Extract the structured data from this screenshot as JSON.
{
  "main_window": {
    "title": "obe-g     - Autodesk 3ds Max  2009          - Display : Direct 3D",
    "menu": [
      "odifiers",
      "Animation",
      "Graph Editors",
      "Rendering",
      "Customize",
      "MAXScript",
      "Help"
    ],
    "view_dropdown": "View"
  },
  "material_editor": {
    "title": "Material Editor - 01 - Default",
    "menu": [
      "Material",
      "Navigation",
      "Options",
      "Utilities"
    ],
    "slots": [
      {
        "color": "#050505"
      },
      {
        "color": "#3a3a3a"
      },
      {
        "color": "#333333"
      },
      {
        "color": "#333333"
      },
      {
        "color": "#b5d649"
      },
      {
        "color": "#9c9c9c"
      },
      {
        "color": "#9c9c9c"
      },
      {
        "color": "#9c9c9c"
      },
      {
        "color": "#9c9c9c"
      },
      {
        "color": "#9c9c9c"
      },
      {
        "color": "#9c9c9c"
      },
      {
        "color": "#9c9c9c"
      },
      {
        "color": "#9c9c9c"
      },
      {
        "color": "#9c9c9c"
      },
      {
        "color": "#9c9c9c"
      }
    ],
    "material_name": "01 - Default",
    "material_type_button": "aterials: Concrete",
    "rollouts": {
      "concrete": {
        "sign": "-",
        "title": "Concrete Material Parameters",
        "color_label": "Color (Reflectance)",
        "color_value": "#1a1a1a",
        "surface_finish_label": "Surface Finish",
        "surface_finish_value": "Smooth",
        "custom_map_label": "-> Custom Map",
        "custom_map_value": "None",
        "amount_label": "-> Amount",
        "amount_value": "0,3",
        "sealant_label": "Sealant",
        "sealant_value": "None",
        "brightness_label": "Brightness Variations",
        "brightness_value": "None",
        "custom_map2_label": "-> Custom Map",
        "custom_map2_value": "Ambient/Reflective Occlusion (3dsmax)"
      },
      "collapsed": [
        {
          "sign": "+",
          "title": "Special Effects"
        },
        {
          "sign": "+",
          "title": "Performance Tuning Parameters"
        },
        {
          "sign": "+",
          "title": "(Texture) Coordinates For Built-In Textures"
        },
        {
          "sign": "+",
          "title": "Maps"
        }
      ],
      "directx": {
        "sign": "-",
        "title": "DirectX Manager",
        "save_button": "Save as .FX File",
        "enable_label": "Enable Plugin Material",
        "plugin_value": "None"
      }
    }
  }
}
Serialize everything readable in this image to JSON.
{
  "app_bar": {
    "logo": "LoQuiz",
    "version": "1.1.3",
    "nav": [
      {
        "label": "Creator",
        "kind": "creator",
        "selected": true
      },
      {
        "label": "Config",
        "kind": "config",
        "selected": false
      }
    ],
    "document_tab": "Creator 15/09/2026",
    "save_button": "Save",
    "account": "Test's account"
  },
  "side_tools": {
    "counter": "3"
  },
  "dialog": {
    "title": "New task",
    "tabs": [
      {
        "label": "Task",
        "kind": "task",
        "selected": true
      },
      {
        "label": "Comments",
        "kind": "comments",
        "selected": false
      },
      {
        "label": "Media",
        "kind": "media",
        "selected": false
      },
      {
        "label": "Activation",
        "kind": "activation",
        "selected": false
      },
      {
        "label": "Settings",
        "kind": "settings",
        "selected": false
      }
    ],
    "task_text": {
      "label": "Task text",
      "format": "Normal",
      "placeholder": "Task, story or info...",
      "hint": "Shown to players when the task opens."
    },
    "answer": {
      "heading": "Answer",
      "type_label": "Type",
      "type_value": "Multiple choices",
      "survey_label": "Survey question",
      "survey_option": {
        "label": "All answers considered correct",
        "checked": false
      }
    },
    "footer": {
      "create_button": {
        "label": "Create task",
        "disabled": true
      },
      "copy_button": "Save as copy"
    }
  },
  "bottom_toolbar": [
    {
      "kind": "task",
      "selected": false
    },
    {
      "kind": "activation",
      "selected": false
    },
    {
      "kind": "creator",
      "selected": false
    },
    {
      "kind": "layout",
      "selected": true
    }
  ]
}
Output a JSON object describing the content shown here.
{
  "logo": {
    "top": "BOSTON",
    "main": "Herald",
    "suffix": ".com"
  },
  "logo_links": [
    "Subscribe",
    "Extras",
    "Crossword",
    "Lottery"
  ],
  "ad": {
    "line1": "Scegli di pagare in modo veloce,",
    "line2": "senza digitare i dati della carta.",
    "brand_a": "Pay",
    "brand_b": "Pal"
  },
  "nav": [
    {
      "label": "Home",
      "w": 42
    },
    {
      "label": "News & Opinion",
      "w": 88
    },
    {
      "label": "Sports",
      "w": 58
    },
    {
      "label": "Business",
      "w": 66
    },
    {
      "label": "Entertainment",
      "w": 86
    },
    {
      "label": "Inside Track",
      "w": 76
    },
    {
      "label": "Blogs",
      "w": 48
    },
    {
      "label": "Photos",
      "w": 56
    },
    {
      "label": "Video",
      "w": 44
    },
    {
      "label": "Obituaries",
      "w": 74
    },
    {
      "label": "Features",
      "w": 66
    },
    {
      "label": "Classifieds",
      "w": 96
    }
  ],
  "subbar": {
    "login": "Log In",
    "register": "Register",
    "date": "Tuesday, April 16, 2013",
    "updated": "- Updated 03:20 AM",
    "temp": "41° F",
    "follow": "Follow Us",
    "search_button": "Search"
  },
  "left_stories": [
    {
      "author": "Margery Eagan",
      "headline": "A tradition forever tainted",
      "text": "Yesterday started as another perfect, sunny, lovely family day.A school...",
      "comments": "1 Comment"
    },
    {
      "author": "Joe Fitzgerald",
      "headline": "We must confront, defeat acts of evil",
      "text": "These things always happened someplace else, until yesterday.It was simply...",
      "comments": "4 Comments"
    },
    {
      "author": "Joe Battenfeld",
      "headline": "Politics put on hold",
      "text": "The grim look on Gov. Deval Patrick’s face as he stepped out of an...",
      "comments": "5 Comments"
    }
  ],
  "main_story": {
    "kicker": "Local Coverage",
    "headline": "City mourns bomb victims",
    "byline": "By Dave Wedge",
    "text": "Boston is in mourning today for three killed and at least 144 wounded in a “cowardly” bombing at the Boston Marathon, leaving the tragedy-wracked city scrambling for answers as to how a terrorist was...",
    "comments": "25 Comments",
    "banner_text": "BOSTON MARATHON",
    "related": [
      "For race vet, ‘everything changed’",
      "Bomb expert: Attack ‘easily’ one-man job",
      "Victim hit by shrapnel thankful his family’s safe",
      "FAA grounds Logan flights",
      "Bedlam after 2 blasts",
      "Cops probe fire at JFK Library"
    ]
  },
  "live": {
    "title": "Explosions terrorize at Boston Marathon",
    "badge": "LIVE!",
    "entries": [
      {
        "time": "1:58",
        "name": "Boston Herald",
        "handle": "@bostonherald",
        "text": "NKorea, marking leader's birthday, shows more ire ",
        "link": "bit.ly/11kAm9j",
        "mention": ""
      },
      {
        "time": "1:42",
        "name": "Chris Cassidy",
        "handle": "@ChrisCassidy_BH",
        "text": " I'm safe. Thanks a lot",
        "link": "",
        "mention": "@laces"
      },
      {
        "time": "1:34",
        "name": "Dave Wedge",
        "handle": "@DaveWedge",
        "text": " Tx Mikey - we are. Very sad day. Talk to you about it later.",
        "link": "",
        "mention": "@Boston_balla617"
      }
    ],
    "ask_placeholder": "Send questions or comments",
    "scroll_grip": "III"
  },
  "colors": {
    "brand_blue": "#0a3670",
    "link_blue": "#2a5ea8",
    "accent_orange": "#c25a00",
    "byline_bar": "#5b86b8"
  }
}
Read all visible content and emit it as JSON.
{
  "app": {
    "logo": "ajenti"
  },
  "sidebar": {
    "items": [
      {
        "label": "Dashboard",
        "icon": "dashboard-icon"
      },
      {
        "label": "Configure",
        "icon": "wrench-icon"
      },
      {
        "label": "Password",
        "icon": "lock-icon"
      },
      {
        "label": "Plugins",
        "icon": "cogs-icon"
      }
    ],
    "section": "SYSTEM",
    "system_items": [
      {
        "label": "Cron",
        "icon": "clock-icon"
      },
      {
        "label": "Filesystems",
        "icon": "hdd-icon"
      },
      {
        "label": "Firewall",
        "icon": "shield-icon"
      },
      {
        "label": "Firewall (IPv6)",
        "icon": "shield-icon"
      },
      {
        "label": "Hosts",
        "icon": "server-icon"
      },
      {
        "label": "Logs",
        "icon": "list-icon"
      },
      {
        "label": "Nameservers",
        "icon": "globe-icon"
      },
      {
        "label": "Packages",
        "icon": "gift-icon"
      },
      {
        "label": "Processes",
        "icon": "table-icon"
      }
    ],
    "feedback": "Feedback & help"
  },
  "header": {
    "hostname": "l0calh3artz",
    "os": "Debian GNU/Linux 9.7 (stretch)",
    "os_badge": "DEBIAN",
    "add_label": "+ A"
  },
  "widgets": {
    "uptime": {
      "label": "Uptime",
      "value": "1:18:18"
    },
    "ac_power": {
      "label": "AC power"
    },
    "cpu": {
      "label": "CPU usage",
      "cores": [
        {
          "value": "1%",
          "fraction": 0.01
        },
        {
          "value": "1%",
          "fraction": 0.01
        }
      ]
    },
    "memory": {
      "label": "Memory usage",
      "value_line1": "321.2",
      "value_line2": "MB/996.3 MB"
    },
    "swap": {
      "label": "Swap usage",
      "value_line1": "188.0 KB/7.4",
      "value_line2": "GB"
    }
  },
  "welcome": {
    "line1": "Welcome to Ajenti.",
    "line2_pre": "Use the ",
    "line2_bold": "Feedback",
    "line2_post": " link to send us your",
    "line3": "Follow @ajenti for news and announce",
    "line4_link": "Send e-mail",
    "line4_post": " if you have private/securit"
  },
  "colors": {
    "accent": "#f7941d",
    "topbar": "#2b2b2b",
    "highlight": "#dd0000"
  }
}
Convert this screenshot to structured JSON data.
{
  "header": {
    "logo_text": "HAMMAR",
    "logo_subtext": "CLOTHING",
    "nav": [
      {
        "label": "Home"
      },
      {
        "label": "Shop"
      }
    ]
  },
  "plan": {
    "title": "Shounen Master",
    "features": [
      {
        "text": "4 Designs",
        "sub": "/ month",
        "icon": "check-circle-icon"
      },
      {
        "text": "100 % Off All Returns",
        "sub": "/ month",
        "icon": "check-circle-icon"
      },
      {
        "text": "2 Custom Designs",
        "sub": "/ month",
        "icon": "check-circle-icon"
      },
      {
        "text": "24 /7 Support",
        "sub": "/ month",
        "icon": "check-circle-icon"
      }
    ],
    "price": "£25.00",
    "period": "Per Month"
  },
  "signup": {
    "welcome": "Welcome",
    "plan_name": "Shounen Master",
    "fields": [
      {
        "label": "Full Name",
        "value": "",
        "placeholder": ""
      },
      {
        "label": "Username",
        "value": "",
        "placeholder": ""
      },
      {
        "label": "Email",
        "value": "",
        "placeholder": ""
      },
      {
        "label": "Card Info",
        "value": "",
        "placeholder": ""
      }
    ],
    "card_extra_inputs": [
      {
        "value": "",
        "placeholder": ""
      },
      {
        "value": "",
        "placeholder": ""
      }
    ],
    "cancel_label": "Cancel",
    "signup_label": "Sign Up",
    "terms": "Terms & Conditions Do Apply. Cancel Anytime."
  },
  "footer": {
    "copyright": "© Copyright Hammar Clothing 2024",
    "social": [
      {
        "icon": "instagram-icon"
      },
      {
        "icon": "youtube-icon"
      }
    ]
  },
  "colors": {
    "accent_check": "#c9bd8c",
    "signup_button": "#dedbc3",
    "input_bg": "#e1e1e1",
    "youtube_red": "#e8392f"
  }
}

++++++++

What is required >> Take each line containing the string "answers" and copy it out.

Result for this task >>
        "label": "All answers considered correct",
    "text": "Boston is in mourning today for three killed and at least 144 wounded in a “cowardly” bombing at the Boston Marathon, leaving the tragedy-wracked city scrambling for answers as to how a terrorist was...",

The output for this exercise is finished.